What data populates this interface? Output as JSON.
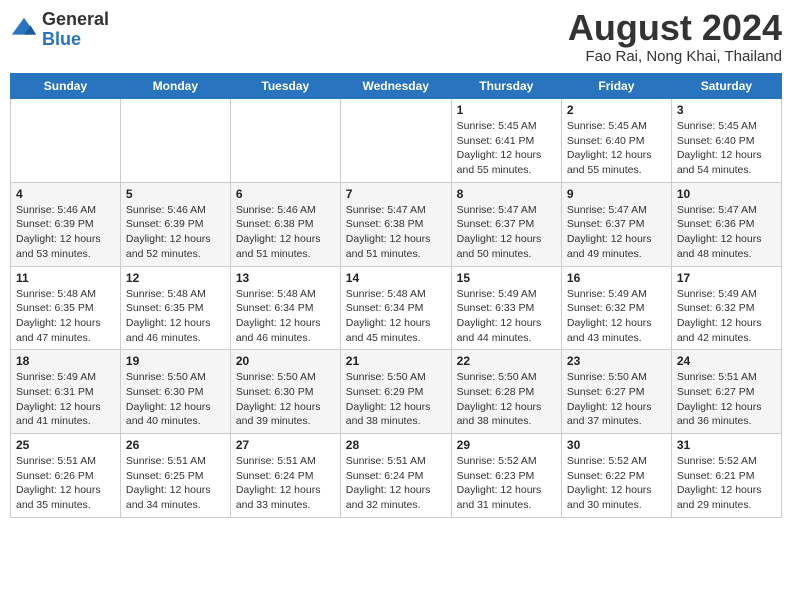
{
  "logo": {
    "text_general": "General",
    "text_blue": "Blue"
  },
  "header": {
    "month_year": "August 2024",
    "location": "Fao Rai, Nong Khai, Thailand"
  },
  "days_of_week": [
    "Sunday",
    "Monday",
    "Tuesday",
    "Wednesday",
    "Thursday",
    "Friday",
    "Saturday"
  ],
  "weeks": [
    [
      {
        "day": "",
        "info": ""
      },
      {
        "day": "",
        "info": ""
      },
      {
        "day": "",
        "info": ""
      },
      {
        "day": "",
        "info": ""
      },
      {
        "day": "1",
        "info": "Sunrise: 5:45 AM\nSunset: 6:41 PM\nDaylight: 12 hours\nand 55 minutes."
      },
      {
        "day": "2",
        "info": "Sunrise: 5:45 AM\nSunset: 6:40 PM\nDaylight: 12 hours\nand 55 minutes."
      },
      {
        "day": "3",
        "info": "Sunrise: 5:45 AM\nSunset: 6:40 PM\nDaylight: 12 hours\nand 54 minutes."
      }
    ],
    [
      {
        "day": "4",
        "info": "Sunrise: 5:46 AM\nSunset: 6:39 PM\nDaylight: 12 hours\nand 53 minutes."
      },
      {
        "day": "5",
        "info": "Sunrise: 5:46 AM\nSunset: 6:39 PM\nDaylight: 12 hours\nand 52 minutes."
      },
      {
        "day": "6",
        "info": "Sunrise: 5:46 AM\nSunset: 6:38 PM\nDaylight: 12 hours\nand 51 minutes."
      },
      {
        "day": "7",
        "info": "Sunrise: 5:47 AM\nSunset: 6:38 PM\nDaylight: 12 hours\nand 51 minutes."
      },
      {
        "day": "8",
        "info": "Sunrise: 5:47 AM\nSunset: 6:37 PM\nDaylight: 12 hours\nand 50 minutes."
      },
      {
        "day": "9",
        "info": "Sunrise: 5:47 AM\nSunset: 6:37 PM\nDaylight: 12 hours\nand 49 minutes."
      },
      {
        "day": "10",
        "info": "Sunrise: 5:47 AM\nSunset: 6:36 PM\nDaylight: 12 hours\nand 48 minutes."
      }
    ],
    [
      {
        "day": "11",
        "info": "Sunrise: 5:48 AM\nSunset: 6:35 PM\nDaylight: 12 hours\nand 47 minutes."
      },
      {
        "day": "12",
        "info": "Sunrise: 5:48 AM\nSunset: 6:35 PM\nDaylight: 12 hours\nand 46 minutes."
      },
      {
        "day": "13",
        "info": "Sunrise: 5:48 AM\nSunset: 6:34 PM\nDaylight: 12 hours\nand 46 minutes."
      },
      {
        "day": "14",
        "info": "Sunrise: 5:48 AM\nSunset: 6:34 PM\nDaylight: 12 hours\nand 45 minutes."
      },
      {
        "day": "15",
        "info": "Sunrise: 5:49 AM\nSunset: 6:33 PM\nDaylight: 12 hours\nand 44 minutes."
      },
      {
        "day": "16",
        "info": "Sunrise: 5:49 AM\nSunset: 6:32 PM\nDaylight: 12 hours\nand 43 minutes."
      },
      {
        "day": "17",
        "info": "Sunrise: 5:49 AM\nSunset: 6:32 PM\nDaylight: 12 hours\nand 42 minutes."
      }
    ],
    [
      {
        "day": "18",
        "info": "Sunrise: 5:49 AM\nSunset: 6:31 PM\nDaylight: 12 hours\nand 41 minutes."
      },
      {
        "day": "19",
        "info": "Sunrise: 5:50 AM\nSunset: 6:30 PM\nDaylight: 12 hours\nand 40 minutes."
      },
      {
        "day": "20",
        "info": "Sunrise: 5:50 AM\nSunset: 6:30 PM\nDaylight: 12 hours\nand 39 minutes."
      },
      {
        "day": "21",
        "info": "Sunrise: 5:50 AM\nSunset: 6:29 PM\nDaylight: 12 hours\nand 38 minutes."
      },
      {
        "day": "22",
        "info": "Sunrise: 5:50 AM\nSunset: 6:28 PM\nDaylight: 12 hours\nand 38 minutes."
      },
      {
        "day": "23",
        "info": "Sunrise: 5:50 AM\nSunset: 6:27 PM\nDaylight: 12 hours\nand 37 minutes."
      },
      {
        "day": "24",
        "info": "Sunrise: 5:51 AM\nSunset: 6:27 PM\nDaylight: 12 hours\nand 36 minutes."
      }
    ],
    [
      {
        "day": "25",
        "info": "Sunrise: 5:51 AM\nSunset: 6:26 PM\nDaylight: 12 hours\nand 35 minutes."
      },
      {
        "day": "26",
        "info": "Sunrise: 5:51 AM\nSunset: 6:25 PM\nDaylight: 12 hours\nand 34 minutes."
      },
      {
        "day": "27",
        "info": "Sunrise: 5:51 AM\nSunset: 6:24 PM\nDaylight: 12 hours\nand 33 minutes."
      },
      {
        "day": "28",
        "info": "Sunrise: 5:51 AM\nSunset: 6:24 PM\nDaylight: 12 hours\nand 32 minutes."
      },
      {
        "day": "29",
        "info": "Sunrise: 5:52 AM\nSunset: 6:23 PM\nDaylight: 12 hours\nand 31 minutes."
      },
      {
        "day": "30",
        "info": "Sunrise: 5:52 AM\nSunset: 6:22 PM\nDaylight: 12 hours\nand 30 minutes."
      },
      {
        "day": "31",
        "info": "Sunrise: 5:52 AM\nSunset: 6:21 PM\nDaylight: 12 hours\nand 29 minutes."
      }
    ]
  ]
}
******
Objective: Return all of the data exactly as written, and drop the pictures.

Answer below:
What data populates this interface? Output as JSON.
{
  "logo": {
    "text_general": "General",
    "text_blue": "Blue"
  },
  "header": {
    "month_year": "August 2024",
    "location": "Fao Rai, Nong Khai, Thailand"
  },
  "days_of_week": [
    "Sunday",
    "Monday",
    "Tuesday",
    "Wednesday",
    "Thursday",
    "Friday",
    "Saturday"
  ],
  "weeks": [
    [
      {
        "day": "",
        "info": ""
      },
      {
        "day": "",
        "info": ""
      },
      {
        "day": "",
        "info": ""
      },
      {
        "day": "",
        "info": ""
      },
      {
        "day": "1",
        "info": "Sunrise: 5:45 AM\nSunset: 6:41 PM\nDaylight: 12 hours\nand 55 minutes."
      },
      {
        "day": "2",
        "info": "Sunrise: 5:45 AM\nSunset: 6:40 PM\nDaylight: 12 hours\nand 55 minutes."
      },
      {
        "day": "3",
        "info": "Sunrise: 5:45 AM\nSunset: 6:40 PM\nDaylight: 12 hours\nand 54 minutes."
      }
    ],
    [
      {
        "day": "4",
        "info": "Sunrise: 5:46 AM\nSunset: 6:39 PM\nDaylight: 12 hours\nand 53 minutes."
      },
      {
        "day": "5",
        "info": "Sunrise: 5:46 AM\nSunset: 6:39 PM\nDaylight: 12 hours\nand 52 minutes."
      },
      {
        "day": "6",
        "info": "Sunrise: 5:46 AM\nSunset: 6:38 PM\nDaylight: 12 hours\nand 51 minutes."
      },
      {
        "day": "7",
        "info": "Sunrise: 5:47 AM\nSunset: 6:38 PM\nDaylight: 12 hours\nand 51 minutes."
      },
      {
        "day": "8",
        "info": "Sunrise: 5:47 AM\nSunset: 6:37 PM\nDaylight: 12 hours\nand 50 minutes."
      },
      {
        "day": "9",
        "info": "Sunrise: 5:47 AM\nSunset: 6:37 PM\nDaylight: 12 hours\nand 49 minutes."
      },
      {
        "day": "10",
        "info": "Sunrise: 5:47 AM\nSunset: 6:36 PM\nDaylight: 12 hours\nand 48 minutes."
      }
    ],
    [
      {
        "day": "11",
        "info": "Sunrise: 5:48 AM\nSunset: 6:35 PM\nDaylight: 12 hours\nand 47 minutes."
      },
      {
        "day": "12",
        "info": "Sunrise: 5:48 AM\nSunset: 6:35 PM\nDaylight: 12 hours\nand 46 minutes."
      },
      {
        "day": "13",
        "info": "Sunrise: 5:48 AM\nSunset: 6:34 PM\nDaylight: 12 hours\nand 46 minutes."
      },
      {
        "day": "14",
        "info": "Sunrise: 5:48 AM\nSunset: 6:34 PM\nDaylight: 12 hours\nand 45 minutes."
      },
      {
        "day": "15",
        "info": "Sunrise: 5:49 AM\nSunset: 6:33 PM\nDaylight: 12 hours\nand 44 minutes."
      },
      {
        "day": "16",
        "info": "Sunrise: 5:49 AM\nSunset: 6:32 PM\nDaylight: 12 hours\nand 43 minutes."
      },
      {
        "day": "17",
        "info": "Sunrise: 5:49 AM\nSunset: 6:32 PM\nDaylight: 12 hours\nand 42 minutes."
      }
    ],
    [
      {
        "day": "18",
        "info": "Sunrise: 5:49 AM\nSunset: 6:31 PM\nDaylight: 12 hours\nand 41 minutes."
      },
      {
        "day": "19",
        "info": "Sunrise: 5:50 AM\nSunset: 6:30 PM\nDaylight: 12 hours\nand 40 minutes."
      },
      {
        "day": "20",
        "info": "Sunrise: 5:50 AM\nSunset: 6:30 PM\nDaylight: 12 hours\nand 39 minutes."
      },
      {
        "day": "21",
        "info": "Sunrise: 5:50 AM\nSunset: 6:29 PM\nDaylight: 12 hours\nand 38 minutes."
      },
      {
        "day": "22",
        "info": "Sunrise: 5:50 AM\nSunset: 6:28 PM\nDaylight: 12 hours\nand 38 minutes."
      },
      {
        "day": "23",
        "info": "Sunrise: 5:50 AM\nSunset: 6:27 PM\nDaylight: 12 hours\nand 37 minutes."
      },
      {
        "day": "24",
        "info": "Sunrise: 5:51 AM\nSunset: 6:27 PM\nDaylight: 12 hours\nand 36 minutes."
      }
    ],
    [
      {
        "day": "25",
        "info": "Sunrise: 5:51 AM\nSunset: 6:26 PM\nDaylight: 12 hours\nand 35 minutes."
      },
      {
        "day": "26",
        "info": "Sunrise: 5:51 AM\nSunset: 6:25 PM\nDaylight: 12 hours\nand 34 minutes."
      },
      {
        "day": "27",
        "info": "Sunrise: 5:51 AM\nSunset: 6:24 PM\nDaylight: 12 hours\nand 33 minutes."
      },
      {
        "day": "28",
        "info": "Sunrise: 5:51 AM\nSunset: 6:24 PM\nDaylight: 12 hours\nand 32 minutes."
      },
      {
        "day": "29",
        "info": "Sunrise: 5:52 AM\nSunset: 6:23 PM\nDaylight: 12 hours\nand 31 minutes."
      },
      {
        "day": "30",
        "info": "Sunrise: 5:52 AM\nSunset: 6:22 PM\nDaylight: 12 hours\nand 30 minutes."
      },
      {
        "day": "31",
        "info": "Sunrise: 5:52 AM\nSunset: 6:21 PM\nDaylight: 12 hours\nand 29 minutes."
      }
    ]
  ]
}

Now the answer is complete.